> SHORT TASK
Count, in the entries below, the lines in which "document" occurs. Give the number, nothing more.

Saved data entries:
****************

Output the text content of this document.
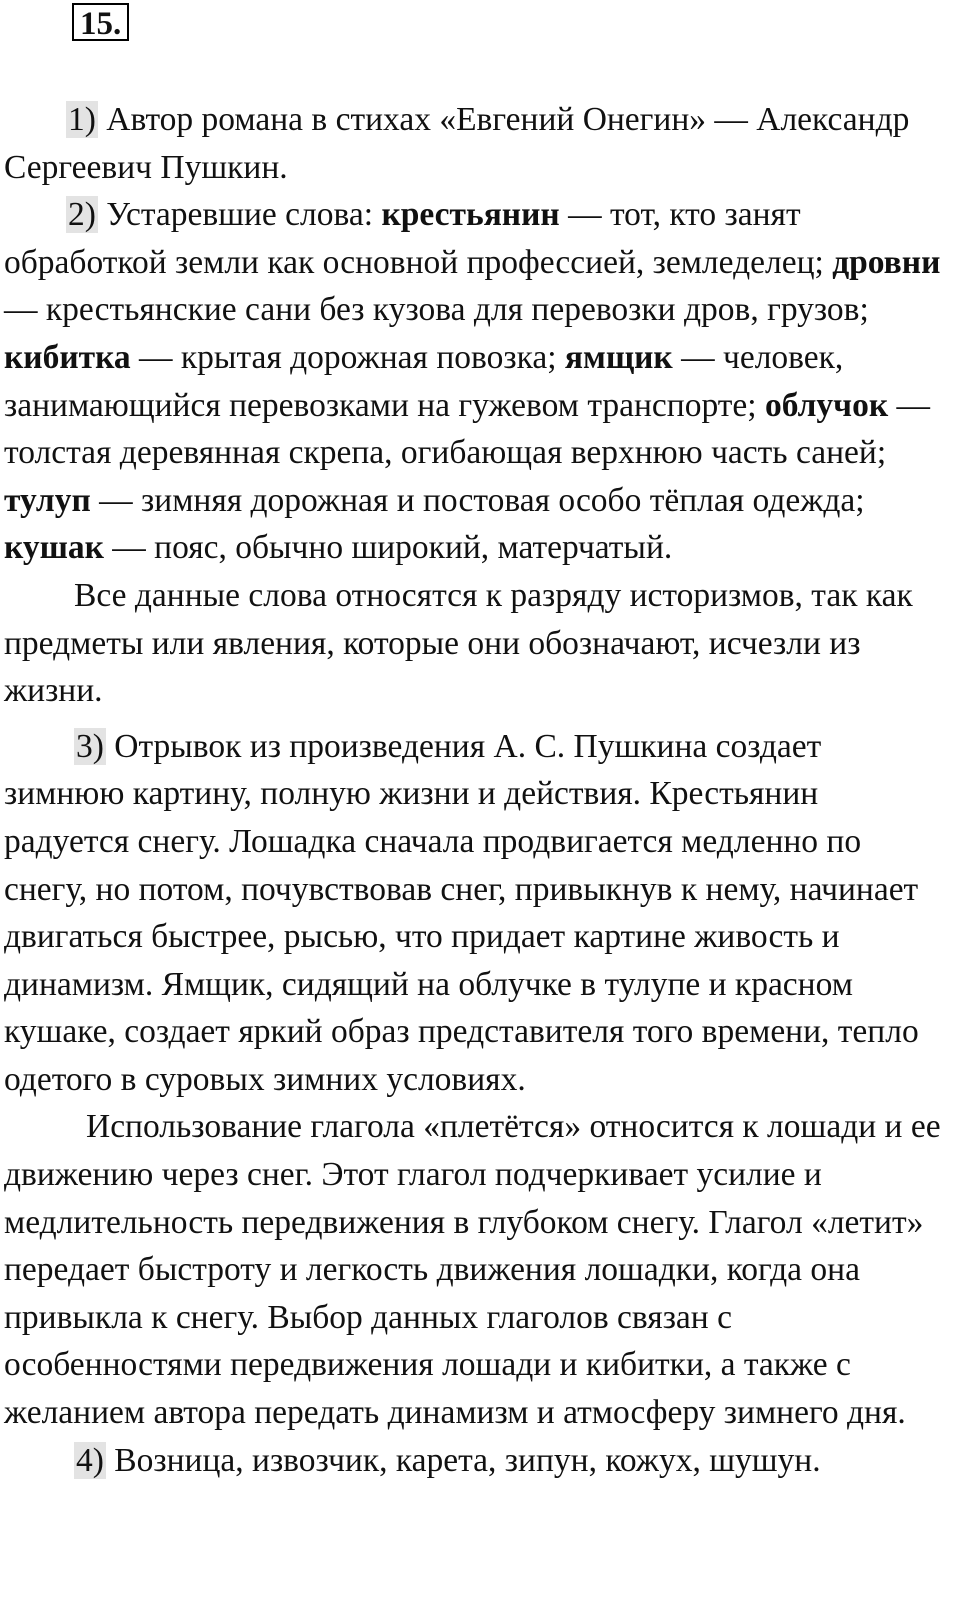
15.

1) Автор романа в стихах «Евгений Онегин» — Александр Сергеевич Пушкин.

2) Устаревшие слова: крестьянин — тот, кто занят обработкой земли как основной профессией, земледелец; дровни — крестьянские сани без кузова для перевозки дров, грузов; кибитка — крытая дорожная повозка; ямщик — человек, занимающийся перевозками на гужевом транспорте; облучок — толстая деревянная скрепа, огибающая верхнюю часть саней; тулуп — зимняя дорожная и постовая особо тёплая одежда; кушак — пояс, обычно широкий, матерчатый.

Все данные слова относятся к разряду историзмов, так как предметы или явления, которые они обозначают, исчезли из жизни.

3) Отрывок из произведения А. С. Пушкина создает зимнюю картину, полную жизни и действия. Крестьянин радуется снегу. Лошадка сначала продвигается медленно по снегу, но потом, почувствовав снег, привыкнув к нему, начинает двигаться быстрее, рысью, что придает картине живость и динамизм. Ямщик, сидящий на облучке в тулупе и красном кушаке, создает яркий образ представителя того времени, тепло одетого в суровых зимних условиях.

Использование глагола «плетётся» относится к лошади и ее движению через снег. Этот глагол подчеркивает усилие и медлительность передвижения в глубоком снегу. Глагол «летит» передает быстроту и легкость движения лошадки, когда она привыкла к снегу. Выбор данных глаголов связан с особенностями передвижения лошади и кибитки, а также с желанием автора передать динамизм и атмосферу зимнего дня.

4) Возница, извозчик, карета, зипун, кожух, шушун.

****************

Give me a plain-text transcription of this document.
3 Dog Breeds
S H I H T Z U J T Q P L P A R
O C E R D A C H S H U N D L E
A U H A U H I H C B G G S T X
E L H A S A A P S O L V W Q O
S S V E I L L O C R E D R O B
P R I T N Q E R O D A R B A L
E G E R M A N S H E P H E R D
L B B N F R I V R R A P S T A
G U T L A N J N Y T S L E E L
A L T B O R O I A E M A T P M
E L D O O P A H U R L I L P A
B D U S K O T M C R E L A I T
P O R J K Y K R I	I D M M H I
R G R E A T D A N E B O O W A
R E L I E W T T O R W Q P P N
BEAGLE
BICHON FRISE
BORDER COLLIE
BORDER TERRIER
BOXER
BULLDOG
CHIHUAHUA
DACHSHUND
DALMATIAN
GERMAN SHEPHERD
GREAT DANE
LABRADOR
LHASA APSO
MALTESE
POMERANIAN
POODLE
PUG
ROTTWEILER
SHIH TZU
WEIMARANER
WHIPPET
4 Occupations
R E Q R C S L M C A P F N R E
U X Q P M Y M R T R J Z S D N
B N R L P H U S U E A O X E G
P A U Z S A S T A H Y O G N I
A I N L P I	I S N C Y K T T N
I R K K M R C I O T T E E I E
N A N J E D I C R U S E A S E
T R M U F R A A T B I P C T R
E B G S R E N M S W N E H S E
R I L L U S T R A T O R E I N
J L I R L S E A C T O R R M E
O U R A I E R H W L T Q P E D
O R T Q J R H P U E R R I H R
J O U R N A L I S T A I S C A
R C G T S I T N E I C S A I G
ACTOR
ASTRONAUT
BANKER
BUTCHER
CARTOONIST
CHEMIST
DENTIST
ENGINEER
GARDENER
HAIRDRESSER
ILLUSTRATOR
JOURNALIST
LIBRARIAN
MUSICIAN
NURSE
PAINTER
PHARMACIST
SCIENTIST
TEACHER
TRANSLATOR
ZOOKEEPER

****************

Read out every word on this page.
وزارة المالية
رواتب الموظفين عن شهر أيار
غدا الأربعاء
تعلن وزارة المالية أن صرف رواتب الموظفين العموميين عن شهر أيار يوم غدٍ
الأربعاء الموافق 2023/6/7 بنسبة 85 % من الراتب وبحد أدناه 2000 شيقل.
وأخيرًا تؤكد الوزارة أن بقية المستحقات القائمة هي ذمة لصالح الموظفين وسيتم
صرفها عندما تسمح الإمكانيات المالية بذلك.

****************

> FULL RESPONSE
2